##### ENTRIES SUPPLIED #####

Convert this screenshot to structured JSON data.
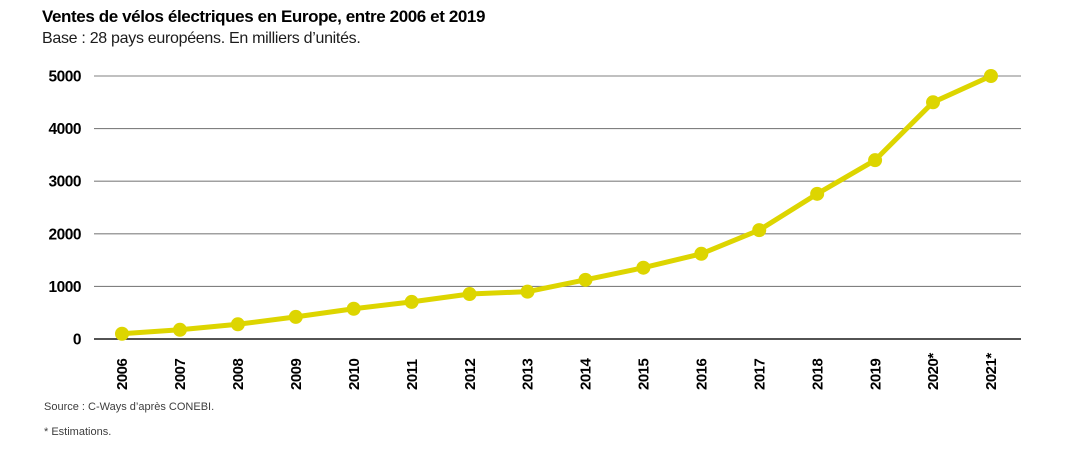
{
  "page": {
    "title": "Ventes de vélos électriques en Europe, entre 2006 et 2019",
    "subtitle": "Base : 28 pays européens. En milliers d’unités."
  },
  "footer": {
    "source": "Source : C-Ways d’après CONEBI.",
    "note": "* Estimations."
  },
  "colors": {
    "line": "#ddd500",
    "grid": "#808080",
    "axis": "#1a1a1a",
    "text": "#000000"
  },
  "chart_data": {
    "type": "line",
    "title": "Ventes de vélos électriques en Europe, entre 2006 et 2019",
    "subtitle": "Base : 28 pays européens. En milliers d’unités.",
    "ylabel": "milliers d’unités",
    "xlabel": "",
    "categories": [
      "2006",
      "2007",
      "2008",
      "2009",
      "2010",
      "2011",
      "2012",
      "2013",
      "2014",
      "2015",
      "2016",
      "2017",
      "2018",
      "2019",
      "2020*",
      "2021*"
    ],
    "values": [
      100,
      175,
      280,
      420,
      575,
      705,
      855,
      900,
      1125,
      1355,
      1620,
      2070,
      2760,
      3400,
      4500,
      5000
    ],
    "estimated_categories": [
      "2020*",
      "2021*"
    ],
    "ylim": [
      0,
      5000
    ],
    "yticks": [
      0,
      1000,
      2000,
      3000,
      4000,
      5000
    ],
    "grid": true,
    "legend": false,
    "line_color": "#ddd500",
    "marker": "circle"
  }
}
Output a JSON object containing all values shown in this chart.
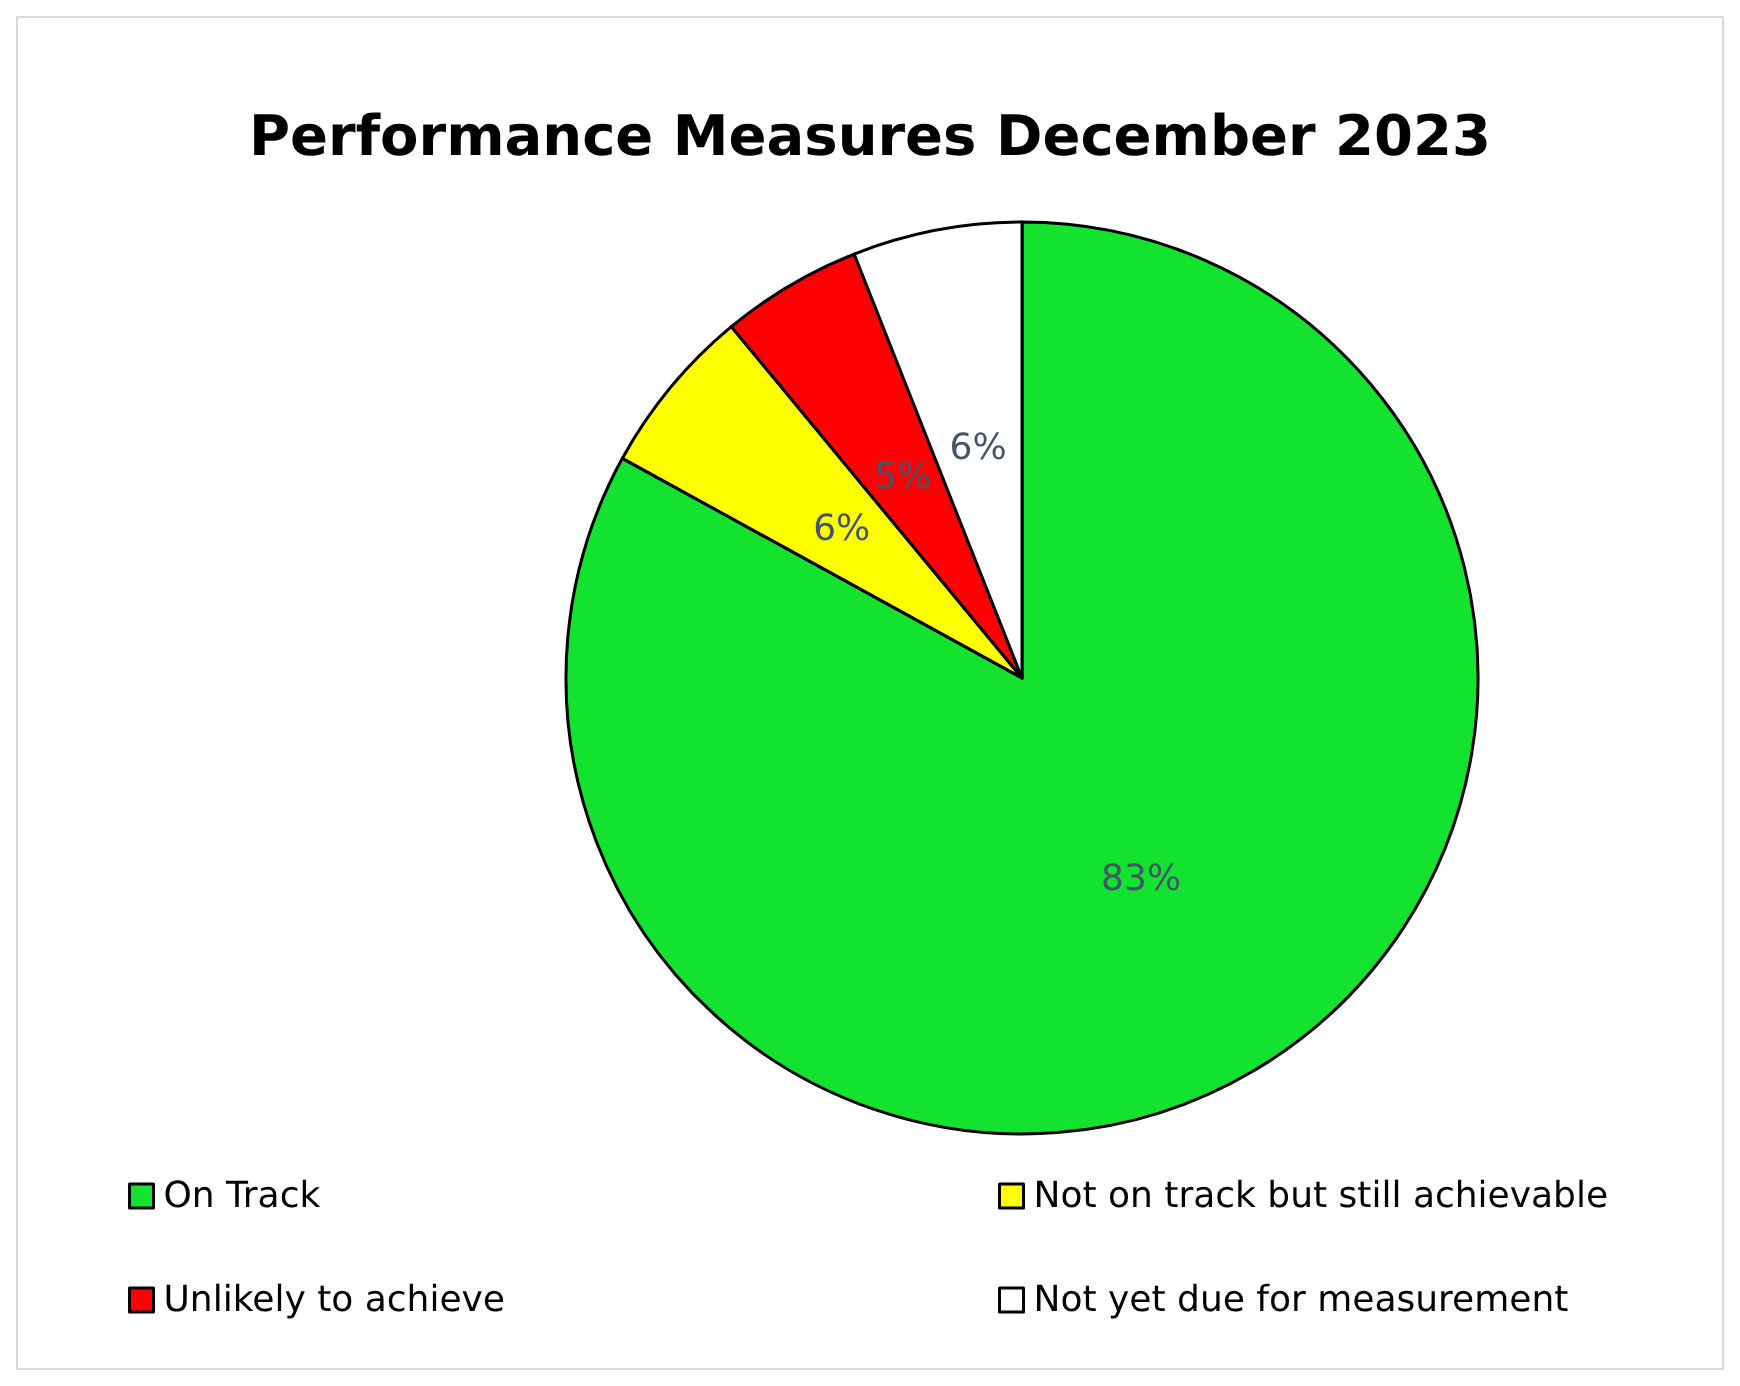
{
  "chart_data": {
    "type": "pie",
    "title": "Performance Measures December 2023",
    "categories": [
      "On Track",
      "Not on track but still achievable",
      "Unlikely to achieve",
      "Not yet due for measurement"
    ],
    "values": [
      83,
      6,
      5,
      6
    ],
    "colors": [
      "#13e22f",
      "#ffff00",
      "#ff0000",
      "#ffffff"
    ],
    "value_labels": [
      "83%",
      "6%",
      "5%",
      "6%"
    ],
    "legend": "bottom"
  }
}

#####

§ **PROBLEM**: Everything from the line containing "Output a JSON" through the last line of the entries is to be output exactly as written, minus any pictures.

§ **EXERCISE RESULT**:
Output a JSON object containing all values shown in this chart.
{
  "chart_data": {
    "type": "pie",
    "title": "Performance Measures December 2023",
    "categories": [
      "On Track",
      "Not on track but still achievable",
      "Unlikely to achieve",
      "Not yet due for measurement"
    ],
    "values": [
      83,
      6,
      5,
      6
    ],
    "colors": [
      "#13e22f",
      "#ffff00",
      "#ff0000",
      "#ffffff"
    ],
    "value_labels": [
      "83%",
      "6%",
      "5%",
      "6%"
    ],
    "legend": "bottom"
  }
}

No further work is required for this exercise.